▶ _Goal of the exercise_
Extract every line that contains the string "Information".

________________

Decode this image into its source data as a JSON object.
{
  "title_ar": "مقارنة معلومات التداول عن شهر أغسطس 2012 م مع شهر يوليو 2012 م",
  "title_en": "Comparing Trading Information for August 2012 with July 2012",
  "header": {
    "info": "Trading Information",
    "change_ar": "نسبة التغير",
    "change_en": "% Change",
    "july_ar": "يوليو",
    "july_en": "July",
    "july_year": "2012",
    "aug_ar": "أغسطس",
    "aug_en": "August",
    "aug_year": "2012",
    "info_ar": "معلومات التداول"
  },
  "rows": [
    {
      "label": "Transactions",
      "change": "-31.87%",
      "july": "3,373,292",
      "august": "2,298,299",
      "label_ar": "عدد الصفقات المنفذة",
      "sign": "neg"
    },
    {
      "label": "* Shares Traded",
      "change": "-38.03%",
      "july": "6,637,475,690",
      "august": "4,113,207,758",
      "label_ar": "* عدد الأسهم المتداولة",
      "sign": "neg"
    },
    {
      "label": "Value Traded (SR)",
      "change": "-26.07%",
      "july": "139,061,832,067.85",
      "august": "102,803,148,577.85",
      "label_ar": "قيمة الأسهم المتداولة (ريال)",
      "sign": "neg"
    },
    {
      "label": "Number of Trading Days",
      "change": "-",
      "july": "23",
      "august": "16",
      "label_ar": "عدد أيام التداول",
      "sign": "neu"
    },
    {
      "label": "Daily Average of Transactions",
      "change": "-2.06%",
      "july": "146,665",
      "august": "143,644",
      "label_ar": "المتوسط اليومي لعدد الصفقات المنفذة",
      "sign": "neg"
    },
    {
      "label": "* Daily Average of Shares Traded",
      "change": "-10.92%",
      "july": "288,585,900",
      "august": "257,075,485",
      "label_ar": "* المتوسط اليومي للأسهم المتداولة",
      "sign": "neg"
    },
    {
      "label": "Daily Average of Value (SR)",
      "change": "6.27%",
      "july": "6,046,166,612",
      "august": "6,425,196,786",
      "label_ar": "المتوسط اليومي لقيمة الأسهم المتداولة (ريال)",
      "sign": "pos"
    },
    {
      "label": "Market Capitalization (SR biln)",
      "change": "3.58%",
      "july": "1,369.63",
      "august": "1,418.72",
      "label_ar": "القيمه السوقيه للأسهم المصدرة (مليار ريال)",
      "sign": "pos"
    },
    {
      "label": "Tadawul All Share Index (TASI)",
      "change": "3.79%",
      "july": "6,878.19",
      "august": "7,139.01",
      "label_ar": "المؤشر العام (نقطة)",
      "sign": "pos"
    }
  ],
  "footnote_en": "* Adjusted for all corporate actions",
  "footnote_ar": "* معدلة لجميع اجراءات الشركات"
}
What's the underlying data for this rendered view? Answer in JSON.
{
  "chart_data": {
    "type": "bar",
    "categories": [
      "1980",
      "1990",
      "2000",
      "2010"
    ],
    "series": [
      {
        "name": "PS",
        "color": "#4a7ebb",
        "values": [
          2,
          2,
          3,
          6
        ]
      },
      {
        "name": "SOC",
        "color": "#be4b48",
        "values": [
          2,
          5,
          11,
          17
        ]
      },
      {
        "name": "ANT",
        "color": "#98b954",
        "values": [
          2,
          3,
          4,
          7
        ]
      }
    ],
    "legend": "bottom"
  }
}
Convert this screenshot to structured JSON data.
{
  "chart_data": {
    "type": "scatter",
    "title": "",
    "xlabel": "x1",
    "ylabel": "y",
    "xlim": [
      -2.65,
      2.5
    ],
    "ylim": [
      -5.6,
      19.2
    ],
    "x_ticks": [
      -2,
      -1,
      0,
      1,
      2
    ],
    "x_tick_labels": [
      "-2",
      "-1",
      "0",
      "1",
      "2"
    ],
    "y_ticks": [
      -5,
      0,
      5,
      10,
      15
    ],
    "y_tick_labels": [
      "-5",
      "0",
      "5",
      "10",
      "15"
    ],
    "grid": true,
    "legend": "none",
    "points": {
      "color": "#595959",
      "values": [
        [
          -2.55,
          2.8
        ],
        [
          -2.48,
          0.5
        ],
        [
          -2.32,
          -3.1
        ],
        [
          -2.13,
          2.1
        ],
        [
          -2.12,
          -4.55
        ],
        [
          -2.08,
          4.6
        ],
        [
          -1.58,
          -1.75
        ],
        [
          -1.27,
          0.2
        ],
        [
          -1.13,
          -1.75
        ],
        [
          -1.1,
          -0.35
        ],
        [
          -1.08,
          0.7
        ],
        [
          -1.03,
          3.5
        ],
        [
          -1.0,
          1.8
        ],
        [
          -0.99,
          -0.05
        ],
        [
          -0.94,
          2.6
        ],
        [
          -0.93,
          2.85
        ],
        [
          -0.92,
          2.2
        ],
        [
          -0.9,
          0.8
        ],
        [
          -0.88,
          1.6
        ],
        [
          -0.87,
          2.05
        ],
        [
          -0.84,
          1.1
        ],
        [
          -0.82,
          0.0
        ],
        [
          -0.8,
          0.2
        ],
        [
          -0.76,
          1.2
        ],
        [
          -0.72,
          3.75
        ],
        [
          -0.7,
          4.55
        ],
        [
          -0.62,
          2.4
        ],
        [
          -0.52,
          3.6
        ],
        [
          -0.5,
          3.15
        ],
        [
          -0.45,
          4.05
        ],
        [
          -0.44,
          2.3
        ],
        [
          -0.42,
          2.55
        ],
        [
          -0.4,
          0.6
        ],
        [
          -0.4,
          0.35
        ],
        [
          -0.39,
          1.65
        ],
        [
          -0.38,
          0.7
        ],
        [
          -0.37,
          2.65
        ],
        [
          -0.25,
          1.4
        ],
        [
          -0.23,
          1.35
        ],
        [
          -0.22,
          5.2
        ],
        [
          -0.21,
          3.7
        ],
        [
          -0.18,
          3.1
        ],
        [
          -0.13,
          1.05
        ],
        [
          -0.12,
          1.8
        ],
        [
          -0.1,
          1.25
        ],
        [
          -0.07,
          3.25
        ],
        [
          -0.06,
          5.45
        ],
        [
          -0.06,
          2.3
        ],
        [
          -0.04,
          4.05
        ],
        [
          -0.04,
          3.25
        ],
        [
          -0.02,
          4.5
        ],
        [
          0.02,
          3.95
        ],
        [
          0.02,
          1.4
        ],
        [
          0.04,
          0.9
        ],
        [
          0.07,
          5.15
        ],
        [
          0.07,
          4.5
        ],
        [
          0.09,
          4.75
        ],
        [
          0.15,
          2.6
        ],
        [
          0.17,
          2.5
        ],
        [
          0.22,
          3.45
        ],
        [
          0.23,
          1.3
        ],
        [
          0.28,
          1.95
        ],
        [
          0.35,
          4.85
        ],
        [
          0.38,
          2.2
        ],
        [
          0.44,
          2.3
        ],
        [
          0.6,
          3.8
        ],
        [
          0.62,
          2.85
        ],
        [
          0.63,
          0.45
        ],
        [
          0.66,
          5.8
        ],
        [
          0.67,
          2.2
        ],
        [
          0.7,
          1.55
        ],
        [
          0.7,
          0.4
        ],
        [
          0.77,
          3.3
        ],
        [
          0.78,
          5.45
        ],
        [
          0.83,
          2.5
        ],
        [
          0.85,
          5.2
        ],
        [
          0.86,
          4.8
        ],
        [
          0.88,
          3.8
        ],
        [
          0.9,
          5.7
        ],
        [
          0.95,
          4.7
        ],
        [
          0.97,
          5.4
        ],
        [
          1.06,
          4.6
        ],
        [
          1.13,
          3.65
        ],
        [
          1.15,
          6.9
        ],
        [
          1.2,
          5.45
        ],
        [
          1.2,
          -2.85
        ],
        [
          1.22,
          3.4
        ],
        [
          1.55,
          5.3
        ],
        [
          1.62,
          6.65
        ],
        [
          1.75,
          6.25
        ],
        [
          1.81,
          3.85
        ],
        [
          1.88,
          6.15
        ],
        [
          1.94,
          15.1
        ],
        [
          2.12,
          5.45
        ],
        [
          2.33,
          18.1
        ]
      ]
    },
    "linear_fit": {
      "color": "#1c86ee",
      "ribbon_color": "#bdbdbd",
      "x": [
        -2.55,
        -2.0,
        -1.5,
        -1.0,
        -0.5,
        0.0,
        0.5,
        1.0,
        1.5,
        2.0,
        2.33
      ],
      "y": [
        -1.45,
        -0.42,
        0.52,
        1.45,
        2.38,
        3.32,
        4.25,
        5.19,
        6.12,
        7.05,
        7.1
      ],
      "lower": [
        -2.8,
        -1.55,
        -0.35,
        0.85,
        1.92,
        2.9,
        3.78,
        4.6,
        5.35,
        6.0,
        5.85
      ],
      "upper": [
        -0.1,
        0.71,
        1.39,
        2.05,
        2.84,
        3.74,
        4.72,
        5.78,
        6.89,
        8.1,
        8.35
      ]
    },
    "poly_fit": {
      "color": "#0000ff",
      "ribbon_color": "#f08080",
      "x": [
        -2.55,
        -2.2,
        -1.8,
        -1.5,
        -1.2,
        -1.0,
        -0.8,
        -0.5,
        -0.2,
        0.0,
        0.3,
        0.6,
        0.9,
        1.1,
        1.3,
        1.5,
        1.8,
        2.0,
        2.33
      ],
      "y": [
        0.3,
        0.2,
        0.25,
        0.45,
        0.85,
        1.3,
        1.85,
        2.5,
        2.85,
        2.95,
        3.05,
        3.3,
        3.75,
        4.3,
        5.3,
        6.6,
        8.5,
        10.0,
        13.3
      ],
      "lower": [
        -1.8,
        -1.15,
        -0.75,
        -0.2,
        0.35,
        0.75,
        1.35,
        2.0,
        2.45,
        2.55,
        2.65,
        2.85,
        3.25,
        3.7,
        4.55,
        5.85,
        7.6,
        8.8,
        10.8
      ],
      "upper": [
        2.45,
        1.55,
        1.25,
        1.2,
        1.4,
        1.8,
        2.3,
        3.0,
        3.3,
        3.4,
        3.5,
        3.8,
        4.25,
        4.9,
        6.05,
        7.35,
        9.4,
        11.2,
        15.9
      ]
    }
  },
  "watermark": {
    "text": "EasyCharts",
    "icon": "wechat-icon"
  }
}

________________

▶ _Completed task_
  "title_en": "Comparing Trading Information for August 2012 with July 2012",
    "info": "Trading Information",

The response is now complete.